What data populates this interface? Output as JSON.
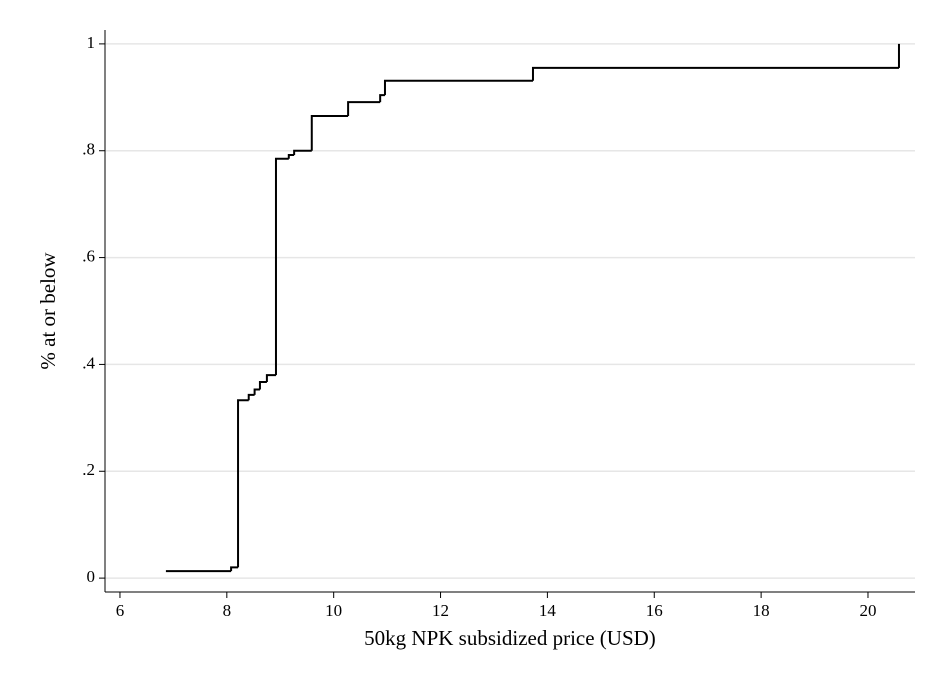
{
  "chart_data": {
    "type": "line",
    "step": "post",
    "x_label": "50kg NPK subsidized price (USD)",
    "y_label": "% at or below",
    "color": "#000000",
    "grid": true,
    "x": [
      6.86,
      8.08,
      8.21,
      8.41,
      8.52,
      8.62,
      8.75,
      8.92,
      9.16,
      9.26,
      9.59,
      10.27,
      10.87,
      10.96,
      13.73,
      20.58
    ],
    "values": [
      0.013,
      0.02,
      0.333,
      0.343,
      0.353,
      0.367,
      0.38,
      0.785,
      0.792,
      0.8,
      0.865,
      0.891,
      0.904,
      0.931,
      0.955,
      1
    ],
    "xlim": [
      5.72,
      20.88
    ],
    "xticks": [
      6,
      8,
      10,
      12,
      14,
      16,
      18,
      20
    ],
    "ylim": [
      -0.026,
      1.026
    ],
    "yticks": [
      0,
      {
        "value": 0.2,
        "label": ".2"
      },
      {
        "value": 0.4,
        "label": ".4"
      },
      {
        "value": 0.6,
        "label": ".6"
      },
      {
        "value": 0.8,
        "label": ".8"
      },
      1
    ]
  }
}
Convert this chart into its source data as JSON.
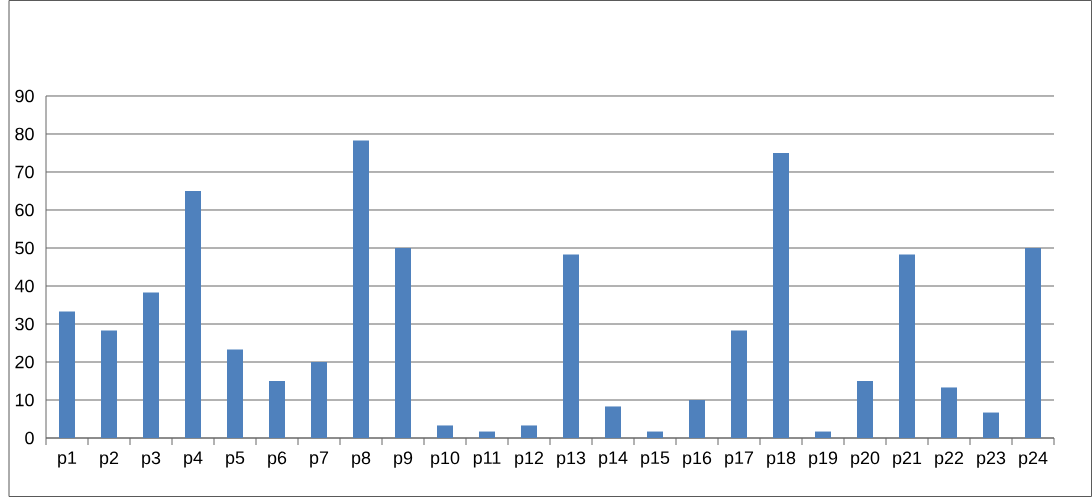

What needs to be done:
Every entry above is to be set down exactly; the pictures are to be left out.

Answer to the exercise:
What data populates this interface? Output as JSON.
{
  "chart_data": {
    "type": "line",
    "step": "post",
    "x_label": "50kg NPK subsidized price (USD)",
    "y_label": "% at or below",
    "color": "#000000",
    "grid": true,
    "x": [
      6.86,
      8.08,
      8.21,
      8.41,
      8.52,
      8.62,
      8.75,
      8.92,
      9.16,
      9.26,
      9.59,
      10.27,
      10.87,
      10.96,
      13.73,
      20.58
    ],
    "values": [
      0.013,
      0.02,
      0.333,
      0.343,
      0.353,
      0.367,
      0.38,
      0.785,
      0.792,
      0.8,
      0.865,
      0.891,
      0.904,
      0.931,
      0.955,
      1
    ],
    "xlim": [
      5.72,
      20.88
    ],
    "xticks": [
      6,
      8,
      10,
      12,
      14,
      16,
      18,
      20
    ],
    "ylim": [
      -0.026,
      1.026
    ],
    "yticks": [
      0,
      {
        "value": 0.2,
        "label": ".2"
      },
      {
        "value": 0.4,
        "label": ".4"
      },
      {
        "value": 0.6,
        "label": ".6"
      },
      {
        "value": 0.8,
        "label": ".8"
      },
      1
    ]
  }
}
Convert this chart into its source data as JSON.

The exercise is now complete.